__REQUIREMENTS__: Repeat every line of the material, character for character.

Data entries:
──────

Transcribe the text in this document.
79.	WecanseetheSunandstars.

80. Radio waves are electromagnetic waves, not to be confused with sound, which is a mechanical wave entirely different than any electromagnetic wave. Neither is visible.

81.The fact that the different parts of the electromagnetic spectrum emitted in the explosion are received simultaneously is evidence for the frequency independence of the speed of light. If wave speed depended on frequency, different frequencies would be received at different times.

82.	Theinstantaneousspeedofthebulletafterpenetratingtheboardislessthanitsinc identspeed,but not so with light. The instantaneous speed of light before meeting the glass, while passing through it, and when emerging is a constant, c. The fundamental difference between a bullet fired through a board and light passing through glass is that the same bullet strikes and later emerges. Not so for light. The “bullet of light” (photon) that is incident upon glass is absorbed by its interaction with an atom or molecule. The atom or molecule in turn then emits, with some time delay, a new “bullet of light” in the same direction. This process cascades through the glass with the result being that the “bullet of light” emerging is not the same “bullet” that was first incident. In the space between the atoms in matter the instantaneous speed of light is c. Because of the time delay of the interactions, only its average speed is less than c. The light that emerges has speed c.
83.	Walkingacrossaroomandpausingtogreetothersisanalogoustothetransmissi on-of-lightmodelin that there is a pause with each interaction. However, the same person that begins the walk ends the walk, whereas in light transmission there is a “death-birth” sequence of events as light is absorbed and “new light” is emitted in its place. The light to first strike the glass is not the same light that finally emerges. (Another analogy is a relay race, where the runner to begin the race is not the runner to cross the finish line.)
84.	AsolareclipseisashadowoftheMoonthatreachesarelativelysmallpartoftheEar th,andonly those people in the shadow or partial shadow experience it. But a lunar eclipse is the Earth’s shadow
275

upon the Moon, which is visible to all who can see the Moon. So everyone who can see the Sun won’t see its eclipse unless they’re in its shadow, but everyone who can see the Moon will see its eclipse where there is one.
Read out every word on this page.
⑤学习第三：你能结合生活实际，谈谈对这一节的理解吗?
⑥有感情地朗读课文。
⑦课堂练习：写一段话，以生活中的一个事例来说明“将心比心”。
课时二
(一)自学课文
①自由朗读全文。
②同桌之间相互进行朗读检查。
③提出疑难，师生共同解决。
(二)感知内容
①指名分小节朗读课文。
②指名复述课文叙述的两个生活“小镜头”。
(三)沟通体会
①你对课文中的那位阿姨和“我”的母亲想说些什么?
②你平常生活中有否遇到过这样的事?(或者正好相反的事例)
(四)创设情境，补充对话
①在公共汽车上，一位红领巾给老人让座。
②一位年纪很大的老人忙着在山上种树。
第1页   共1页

──────

__RESULT__:
Transcribe the text in this document.
79.	WecanseetheSunandstars.

80. Radio waves are electromagnetic waves, not to be confused with sound, which is a mechanical wave entirely different than any electromagnetic wave. Neither is visible.

81.The fact that the different parts of the electromagnetic spectrum emitted in the explosion are received simultaneously is evidence for the frequency independence of the speed of light. If wave speed depended on frequency, different frequencies would be received at different times.

82.	Theinstantaneousspeedofthebulletafterpenetratingtheboardislessthanitsinc identspeed,but not so with light. The instantaneous speed of light before meeting the glass, while passing through it, and when emerging is a constant, c. The fundamental difference between a bullet fired through a board and light passing through glass is that the same bullet strikes and later emerges. Not so for light. The “bullet of light” (photon) that is incident upon glass is absorbed by its interaction with an atom or molecule. The atom or molecule in turn then emits, with some time delay, a new “bullet of light” in the same direction. This process cascades through the glass with the result being that the “bullet of light” emerging is not the same “bullet” that was first incident. In the space between the atoms in matter the instantaneous speed of light is c. Because of the time delay of the interactions, only its average speed is less than c. The light that emerges has speed c.
83.	Walkingacrossaroomandpausingtogreetothersisanalogoustothetransmissi on-of-lightmodelin that there is a pause with each interaction. However, the same person that begins the walk ends the walk, whereas in light transmission there is a “death-birth” sequence of events as light is absorbed and “new light” is emitted in its place. The light to first strike the glass is not the same light that finally emerges. (Another analogy is a relay race, where the runner to begin the race is not the runner to cross the finish line.)
84.	AsolareclipseisashadowoftheMoonthatreachesarelativelysmallpartoftheEar th,andonly those people in the shadow or partial shadow experience it. But a lunar eclipse is the Earth’s shadow
275

upon the Moon, which is visible to all who can see the Moon. So everyone who can see the Sun won’t see its eclipse unless they’re in its shadow, but everyone who can see the Moon will see its eclipse where there is one.
Read out every word on this page.
⑤学习第三：你能结合生活实际，谈谈对这一节的理解吗?
⑥有感情地朗读课文。
⑦课堂练习：写一段话，以生活中的一个事例来说明“将心比心”。
课时二
(一)自学课文
①自由朗读全文。
②同桌之间相互进行朗读检查。
③提出疑难，师生共同解决。
(二)感知内容
①指名分小节朗读课文。
②指名复述课文叙述的两个生活“小镜头”。
(三)沟通体会
①你对课文中的那位阿姨和“我”的母亲想说些什么?
②你平常生活中有否遇到过这样的事?(或者正好相反的事例)
(四)创设情境，补充对话
①在公共汽车上，一位红领巾给老人让座。
②一位年纪很大的老人忙着在山上种树。
第1页   共1页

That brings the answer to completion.